[What needs to be done] Where the string "opportunities" occurs in the material below, report the whole line.

[Source records]
---
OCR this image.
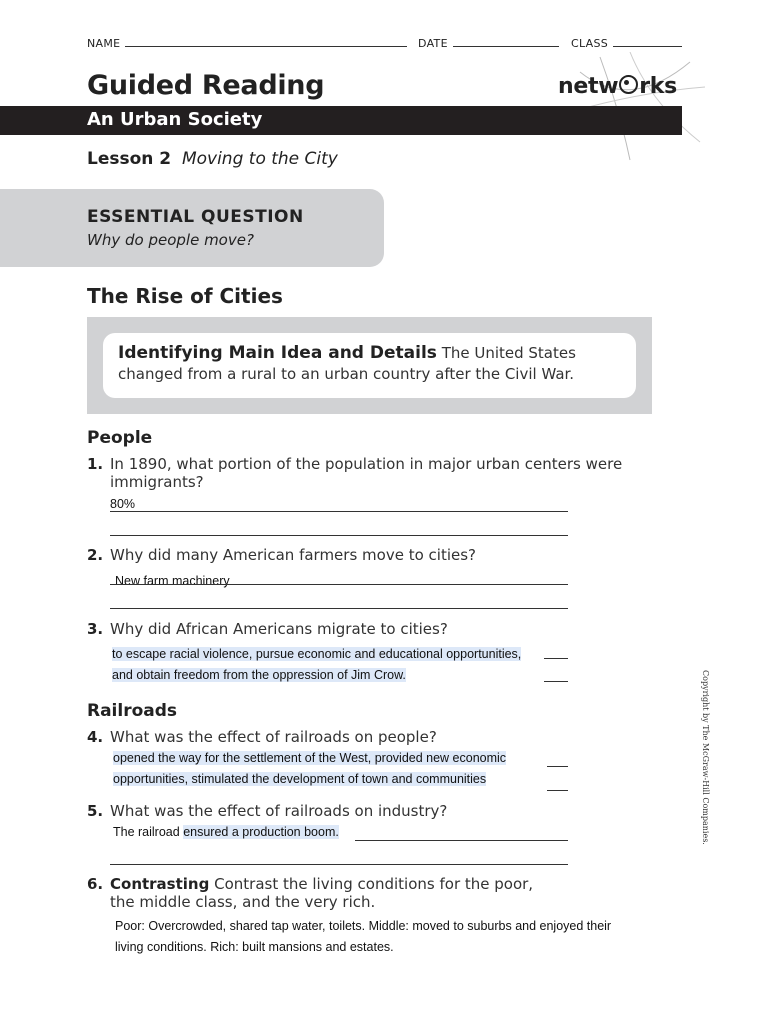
NAME	DATE	CLASS
Guided Reading	netw rks
An Urban Society
Lesson 2 Moving to the City
ESSENTIAL QUESTION
Why do people move?
The Rise of Cities
Identifying Main Idea and Details The United States
changed from a rural to an urban country after the Civil War.
People
1. In 1890, what portion of the population in major urban centers were
immigrants?
80%
2. Why did many American farmers move to cities?
New farm machinery
3. Why did African Americans migrate to cities?
to escape racial violence, pursue economic and educational opportunities,
and obtain freedom from the oppression of Jim Crow.
Railroads
4. What was the effect of railroads on people?
opened the way for the settlement of the West, provided new economic
opportunities, stimulated the development of town and communities
5. What was the effect of railroads on industry?
The railroad ensured a production boom.
6. Contrasting Contrast the living conditions for the poor,
the middle class, and the very rich.
Poor: Overcrowded, shared tap water, toilets. Middle: moved to suburbs and enjoyed their
living conditions. Rich: built mansions and estates.
Copyright by The McGraw-Hill Companies.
---
[The completed task]
to escape racial violence, pursue economic and educational opportunities,
opportunities, stimulated the development of town and communities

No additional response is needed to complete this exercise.